Jobs
[A] Answer these from the timeshare discussion:
(i) Which two timeshares does Kelly say they own?
(ii) According to bnoble, how do Wyndham's MFs compare with most Marriott weeks?
(iii) What kind of Wyndham deposit does bnoble say can sometimes get a great score in RCI?
[B] Write what comes next in the timeshare discussion, picking up after its last sentence.

Selected extract
────────

Kelly: We own Marriott and Worldmark (not Wyndham directly).  Marriott has a higher quality of a resort and usually bigger and fancier outside grounds -- like maybe waterfalls and slides near the pool.  Marriott has access to worldwide hotels to use with their Rewards (not sure if Wyndham offers this).  We have taken airplane trips with Marriott Rewards to places like Australia and Figi.


----------



## bnoble (Aug 25, 2008)

Wyndham's resorts are generally "nice", but a step down from Marriott's.  There are some exceptions, but they are the exception, not the rule---and those exceptions cost a lot more points to book.

Wyndham's MFs are a little high compared to a typical fixed week, but generally a bit lower than most Marriott weeks would run.

Wyndham trades poorly in RCI in general, but you can sometimes get a great score with a blue studio deposit.  A good Marriott week in II would do much better overall, and should generate an AC if you're smart in what you buy.

────────

Records supplied

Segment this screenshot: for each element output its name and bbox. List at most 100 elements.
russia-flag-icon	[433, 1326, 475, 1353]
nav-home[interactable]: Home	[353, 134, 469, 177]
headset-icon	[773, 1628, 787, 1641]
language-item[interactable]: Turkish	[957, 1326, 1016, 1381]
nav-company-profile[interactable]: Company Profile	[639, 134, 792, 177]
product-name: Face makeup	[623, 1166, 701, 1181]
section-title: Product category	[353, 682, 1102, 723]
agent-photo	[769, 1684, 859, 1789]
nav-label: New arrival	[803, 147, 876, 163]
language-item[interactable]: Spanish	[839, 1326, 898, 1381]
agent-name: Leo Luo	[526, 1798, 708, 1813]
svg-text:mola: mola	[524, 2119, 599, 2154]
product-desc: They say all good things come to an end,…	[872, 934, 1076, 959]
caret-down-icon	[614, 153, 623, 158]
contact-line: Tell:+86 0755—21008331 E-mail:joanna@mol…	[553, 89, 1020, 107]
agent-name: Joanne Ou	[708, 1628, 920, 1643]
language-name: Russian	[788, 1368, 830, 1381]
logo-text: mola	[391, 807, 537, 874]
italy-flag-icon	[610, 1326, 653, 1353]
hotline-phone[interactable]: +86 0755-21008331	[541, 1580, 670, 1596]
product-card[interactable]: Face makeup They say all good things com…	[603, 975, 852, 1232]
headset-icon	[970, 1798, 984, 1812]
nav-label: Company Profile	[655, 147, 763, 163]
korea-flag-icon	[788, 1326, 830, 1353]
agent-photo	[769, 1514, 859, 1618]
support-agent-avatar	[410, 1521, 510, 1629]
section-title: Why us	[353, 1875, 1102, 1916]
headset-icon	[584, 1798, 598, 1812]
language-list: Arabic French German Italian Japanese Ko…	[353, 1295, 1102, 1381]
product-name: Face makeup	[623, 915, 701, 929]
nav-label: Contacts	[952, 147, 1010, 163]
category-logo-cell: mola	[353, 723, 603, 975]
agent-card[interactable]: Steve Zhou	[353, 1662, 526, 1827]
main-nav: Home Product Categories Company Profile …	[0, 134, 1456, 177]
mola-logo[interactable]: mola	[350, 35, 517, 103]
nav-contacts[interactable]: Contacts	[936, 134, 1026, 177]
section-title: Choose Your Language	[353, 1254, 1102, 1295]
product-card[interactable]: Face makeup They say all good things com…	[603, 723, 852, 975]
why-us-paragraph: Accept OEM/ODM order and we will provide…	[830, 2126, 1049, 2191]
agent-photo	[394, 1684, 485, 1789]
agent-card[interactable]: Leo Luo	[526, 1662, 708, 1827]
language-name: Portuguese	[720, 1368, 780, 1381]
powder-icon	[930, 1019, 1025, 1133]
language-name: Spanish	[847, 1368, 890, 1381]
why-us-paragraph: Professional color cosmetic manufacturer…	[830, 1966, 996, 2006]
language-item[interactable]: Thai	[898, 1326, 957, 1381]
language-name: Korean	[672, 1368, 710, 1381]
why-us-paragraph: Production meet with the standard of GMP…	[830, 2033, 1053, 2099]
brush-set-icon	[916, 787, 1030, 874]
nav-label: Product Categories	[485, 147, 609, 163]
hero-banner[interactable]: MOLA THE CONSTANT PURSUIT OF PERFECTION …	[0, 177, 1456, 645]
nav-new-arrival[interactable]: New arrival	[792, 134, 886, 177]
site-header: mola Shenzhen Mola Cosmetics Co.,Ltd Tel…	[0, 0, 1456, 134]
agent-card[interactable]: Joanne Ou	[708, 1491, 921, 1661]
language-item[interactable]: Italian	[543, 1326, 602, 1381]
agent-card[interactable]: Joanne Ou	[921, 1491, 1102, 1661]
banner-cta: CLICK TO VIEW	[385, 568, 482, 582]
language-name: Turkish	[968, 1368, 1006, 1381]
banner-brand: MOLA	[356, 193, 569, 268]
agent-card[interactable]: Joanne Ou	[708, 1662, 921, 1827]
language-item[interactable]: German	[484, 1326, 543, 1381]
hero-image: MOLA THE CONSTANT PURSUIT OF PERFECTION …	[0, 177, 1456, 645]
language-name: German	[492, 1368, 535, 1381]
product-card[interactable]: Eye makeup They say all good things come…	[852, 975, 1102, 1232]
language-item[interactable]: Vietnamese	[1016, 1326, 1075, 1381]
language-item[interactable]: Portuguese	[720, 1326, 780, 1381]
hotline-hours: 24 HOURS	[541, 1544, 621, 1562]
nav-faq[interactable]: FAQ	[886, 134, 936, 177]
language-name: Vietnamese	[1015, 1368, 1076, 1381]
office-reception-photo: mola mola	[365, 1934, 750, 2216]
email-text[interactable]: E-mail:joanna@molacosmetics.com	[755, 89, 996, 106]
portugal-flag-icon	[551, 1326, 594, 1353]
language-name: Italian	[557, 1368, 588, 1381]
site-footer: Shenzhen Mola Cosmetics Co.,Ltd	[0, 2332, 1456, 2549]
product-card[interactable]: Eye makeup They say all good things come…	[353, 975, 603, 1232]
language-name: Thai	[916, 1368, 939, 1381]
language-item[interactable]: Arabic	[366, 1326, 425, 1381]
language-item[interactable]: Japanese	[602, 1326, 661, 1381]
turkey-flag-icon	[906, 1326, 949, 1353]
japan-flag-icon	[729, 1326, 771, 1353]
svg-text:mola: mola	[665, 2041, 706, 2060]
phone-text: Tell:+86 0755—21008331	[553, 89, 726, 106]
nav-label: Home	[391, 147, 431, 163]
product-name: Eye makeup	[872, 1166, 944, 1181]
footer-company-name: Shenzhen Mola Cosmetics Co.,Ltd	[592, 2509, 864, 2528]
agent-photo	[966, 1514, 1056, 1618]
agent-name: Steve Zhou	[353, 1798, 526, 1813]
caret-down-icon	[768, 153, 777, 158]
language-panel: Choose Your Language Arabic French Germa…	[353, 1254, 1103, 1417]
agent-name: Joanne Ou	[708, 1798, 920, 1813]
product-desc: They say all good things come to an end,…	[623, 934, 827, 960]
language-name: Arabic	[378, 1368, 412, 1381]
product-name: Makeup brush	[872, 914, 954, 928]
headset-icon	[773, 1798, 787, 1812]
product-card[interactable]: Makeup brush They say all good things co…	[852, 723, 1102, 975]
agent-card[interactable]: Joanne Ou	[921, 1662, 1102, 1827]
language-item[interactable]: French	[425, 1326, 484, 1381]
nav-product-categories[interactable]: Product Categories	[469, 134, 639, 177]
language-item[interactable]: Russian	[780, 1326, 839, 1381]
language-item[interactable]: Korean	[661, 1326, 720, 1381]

────────

Answers for the tasks
[A]
(i) Marriott and Worldmark.
(ii) They are generally a bit lower.
(iii) A blue studio deposit.

[B]
That said, we bought into Wyndham because it's a heck of a value resale, there are a ton of resorts, and we like the flexibility of the points system.  

One particularly neat feature is that it is relatively easy to rent points from/to other owners, much as the WorldMark folks do.  Until Marriott figures out what it's doing internally, you're stuck with II to travel out of your home resort/season.  I like II, but the Wyndham-internal reservation system seems much more convenient to me.

For example, I had no trouble booking a summer Wisconsin 2BR for exactly the dates I wanted at about 10 months in advance of travel.  While that's not an impossible exchange in RCI, I would have had to put a request in earlier, and waited around, hoping I'd get a week close to the one I wanted.

Because we have so little invested, if we decide it doesn't work out for us down the road, we'd be okay even taking a total bath on the purchase price.  But, so far I'm quite happy with it.


----------



## kzewill (Aug 25, 2008)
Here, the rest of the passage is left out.